• What is being asked
Identify the lines that include the word "TVSZ", then copy all of them.

• Data shown
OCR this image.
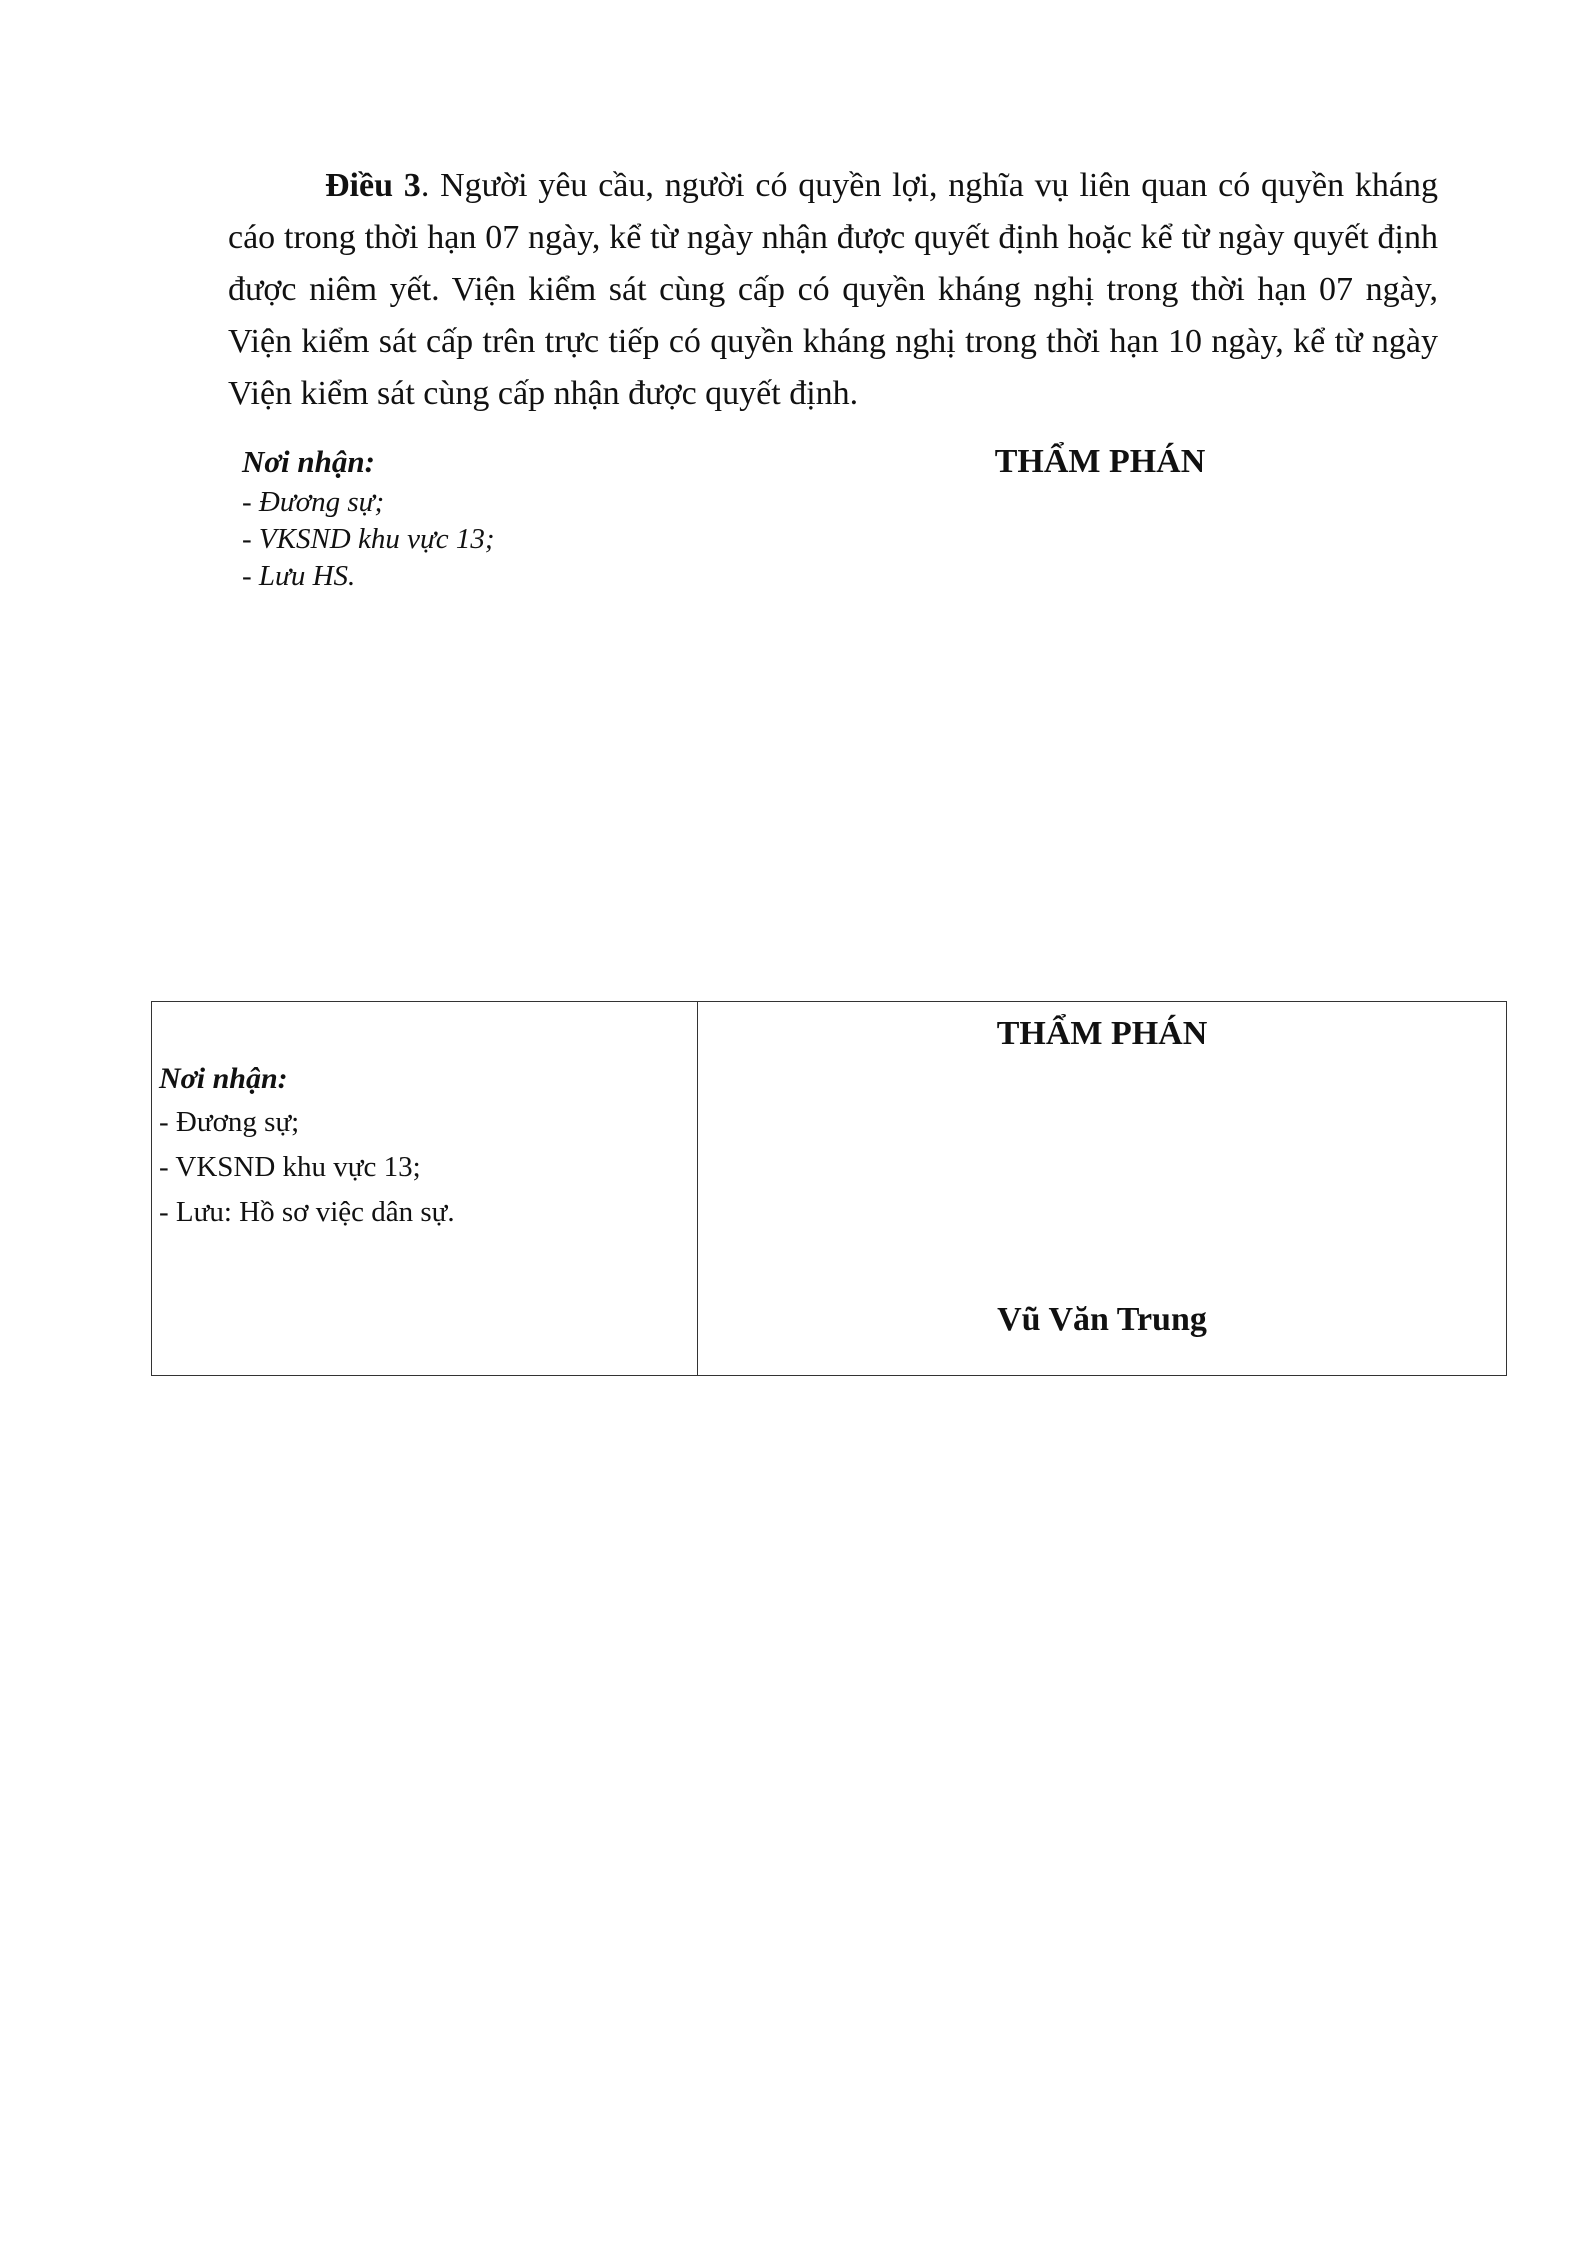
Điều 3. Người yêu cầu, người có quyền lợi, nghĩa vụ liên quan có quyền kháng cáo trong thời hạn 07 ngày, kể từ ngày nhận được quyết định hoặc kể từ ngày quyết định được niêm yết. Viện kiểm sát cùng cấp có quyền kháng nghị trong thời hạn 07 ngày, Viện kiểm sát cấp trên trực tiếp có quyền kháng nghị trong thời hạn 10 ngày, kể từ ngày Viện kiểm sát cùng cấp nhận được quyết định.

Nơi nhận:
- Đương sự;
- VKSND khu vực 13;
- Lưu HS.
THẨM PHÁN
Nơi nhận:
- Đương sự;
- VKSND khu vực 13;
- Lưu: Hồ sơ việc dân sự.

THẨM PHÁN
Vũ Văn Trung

--

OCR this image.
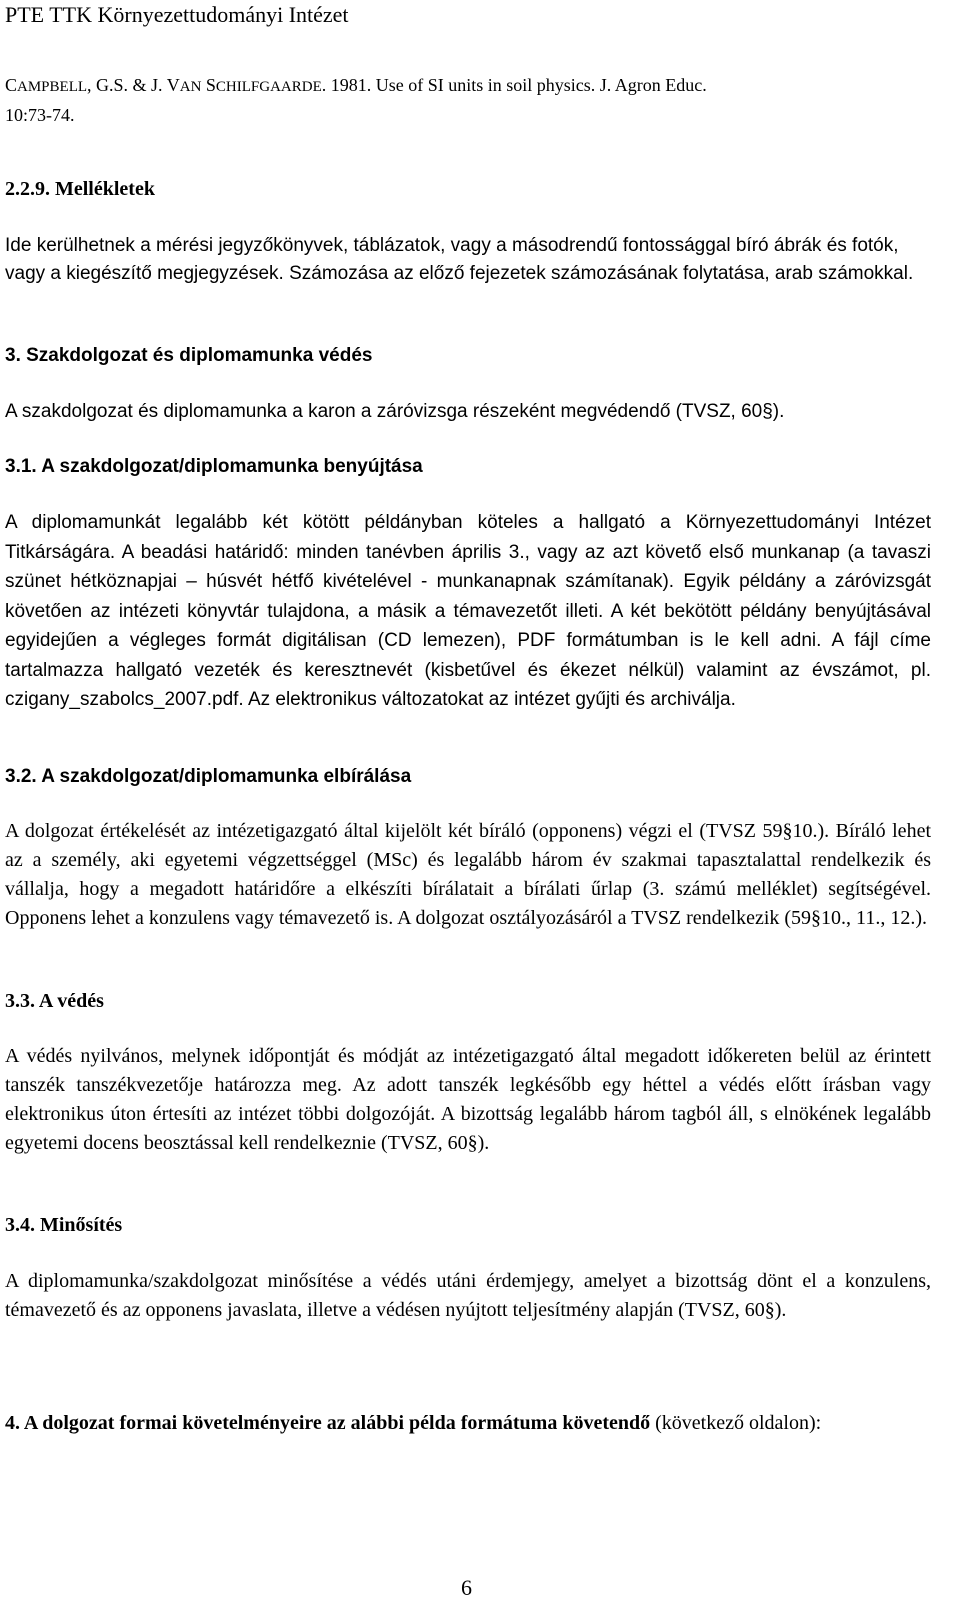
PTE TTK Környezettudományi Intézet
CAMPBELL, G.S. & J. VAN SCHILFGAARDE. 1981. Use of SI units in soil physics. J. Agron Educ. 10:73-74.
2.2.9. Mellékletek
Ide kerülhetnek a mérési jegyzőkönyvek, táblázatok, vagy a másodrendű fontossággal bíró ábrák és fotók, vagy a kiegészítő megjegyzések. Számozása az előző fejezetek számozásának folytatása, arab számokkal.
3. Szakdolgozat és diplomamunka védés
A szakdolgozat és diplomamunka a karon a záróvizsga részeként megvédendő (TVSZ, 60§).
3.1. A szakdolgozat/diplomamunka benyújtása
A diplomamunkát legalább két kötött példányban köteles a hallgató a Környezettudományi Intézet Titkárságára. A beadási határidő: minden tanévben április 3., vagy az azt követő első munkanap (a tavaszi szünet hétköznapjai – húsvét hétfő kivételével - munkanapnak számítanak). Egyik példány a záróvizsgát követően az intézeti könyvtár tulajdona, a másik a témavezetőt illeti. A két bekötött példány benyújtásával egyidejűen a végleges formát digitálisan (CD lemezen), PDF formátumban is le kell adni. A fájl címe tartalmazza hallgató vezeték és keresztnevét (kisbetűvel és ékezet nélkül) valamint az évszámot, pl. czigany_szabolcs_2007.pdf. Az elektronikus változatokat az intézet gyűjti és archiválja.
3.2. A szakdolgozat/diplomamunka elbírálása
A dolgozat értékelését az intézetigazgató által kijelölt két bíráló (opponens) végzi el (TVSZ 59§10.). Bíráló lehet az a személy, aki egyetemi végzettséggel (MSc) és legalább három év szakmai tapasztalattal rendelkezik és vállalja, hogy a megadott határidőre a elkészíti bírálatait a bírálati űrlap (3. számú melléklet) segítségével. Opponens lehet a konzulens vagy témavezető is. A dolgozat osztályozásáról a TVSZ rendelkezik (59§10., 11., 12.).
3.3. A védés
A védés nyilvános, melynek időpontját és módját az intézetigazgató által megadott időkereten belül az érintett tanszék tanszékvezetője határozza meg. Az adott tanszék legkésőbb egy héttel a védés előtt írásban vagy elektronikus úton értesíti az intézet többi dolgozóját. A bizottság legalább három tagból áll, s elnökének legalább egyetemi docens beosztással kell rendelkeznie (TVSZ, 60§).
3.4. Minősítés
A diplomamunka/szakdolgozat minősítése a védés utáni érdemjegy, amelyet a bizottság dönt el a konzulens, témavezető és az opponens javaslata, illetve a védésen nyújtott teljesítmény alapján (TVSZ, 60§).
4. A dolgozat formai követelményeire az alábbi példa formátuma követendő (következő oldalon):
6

* * *

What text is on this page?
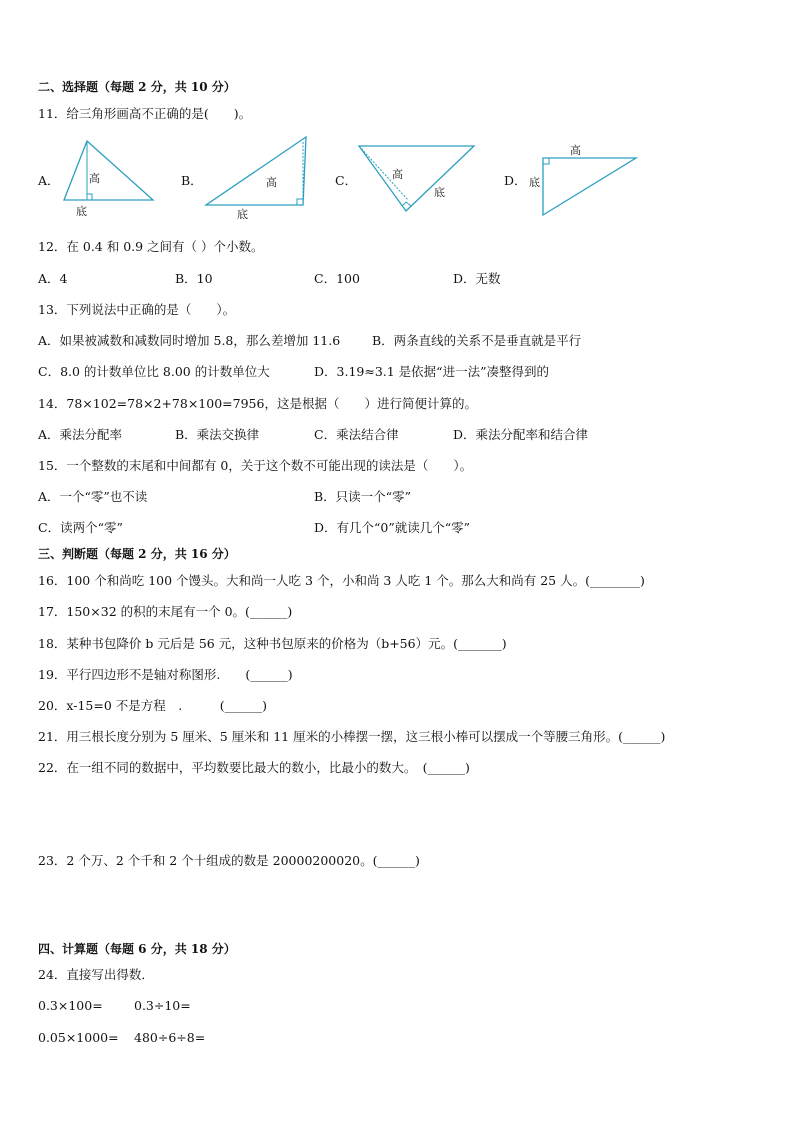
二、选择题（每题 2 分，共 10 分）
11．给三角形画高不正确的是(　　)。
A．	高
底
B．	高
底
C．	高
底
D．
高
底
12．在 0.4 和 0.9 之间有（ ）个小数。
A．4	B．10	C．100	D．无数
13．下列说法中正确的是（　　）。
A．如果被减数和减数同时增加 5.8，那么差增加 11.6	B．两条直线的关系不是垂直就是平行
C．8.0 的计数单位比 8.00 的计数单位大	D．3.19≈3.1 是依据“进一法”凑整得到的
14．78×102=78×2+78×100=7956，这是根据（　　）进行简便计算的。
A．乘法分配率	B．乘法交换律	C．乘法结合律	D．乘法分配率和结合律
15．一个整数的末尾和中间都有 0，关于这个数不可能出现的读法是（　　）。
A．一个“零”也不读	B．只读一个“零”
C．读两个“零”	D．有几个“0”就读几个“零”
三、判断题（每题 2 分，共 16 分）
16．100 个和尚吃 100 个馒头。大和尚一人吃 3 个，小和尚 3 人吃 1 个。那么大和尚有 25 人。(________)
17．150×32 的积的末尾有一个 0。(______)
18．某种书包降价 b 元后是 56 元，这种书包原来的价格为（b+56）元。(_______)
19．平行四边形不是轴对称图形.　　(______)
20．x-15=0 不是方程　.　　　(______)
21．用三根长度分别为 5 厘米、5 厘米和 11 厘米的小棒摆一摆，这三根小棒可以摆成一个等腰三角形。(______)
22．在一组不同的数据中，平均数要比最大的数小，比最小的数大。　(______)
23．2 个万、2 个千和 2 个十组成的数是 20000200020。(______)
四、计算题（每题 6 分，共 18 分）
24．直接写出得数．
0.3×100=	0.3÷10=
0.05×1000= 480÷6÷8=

• Full answer
A szakdolgozat és diplomamunka a karon a záróvizsga részeként megvédendő (TVSZ, 60§).
A dolgozat értékelését az intézetigazgató által kijelölt két bíráló (opponens) végzi el (TVSZ 59§10.). Bíráló lehet az a személy, aki egyetemi végzettséggel (MSc) és legalább három év szakmai tapasztalattal rendelkezik és vállalja, hogy a megadott határidőre a elkészíti bírálatait a bírálati űrlap (3. számú melléklet) segítségével. Opponens lehet a konzulens vagy témavezető is. A dolgozat osztályozásáról a TVSZ rendelkezik (59§10., 11., 12.).
A védés nyilvános, melynek időpontját és módját az intézetigazgató által megadott időkereten belül az érintett tanszék tanszékvezetője határozza meg. Az adott tanszék legkésőbb egy héttel a védés előtt írásban vagy elektronikus úton értesíti az intézet többi dolgozóját. A bizottság legalább három tagból áll, s elnökének legalább egyetemi docens beosztással kell rendelkeznie (TVSZ, 60§).
A diplomamunka/szakdolgozat minősítése a védés utáni érdemjegy, amelyet a bizottság dönt el a konzulens, témavezető és az opponens javaslata, illetve a védésen nyújtott teljesítmény alapján (TVSZ, 60§).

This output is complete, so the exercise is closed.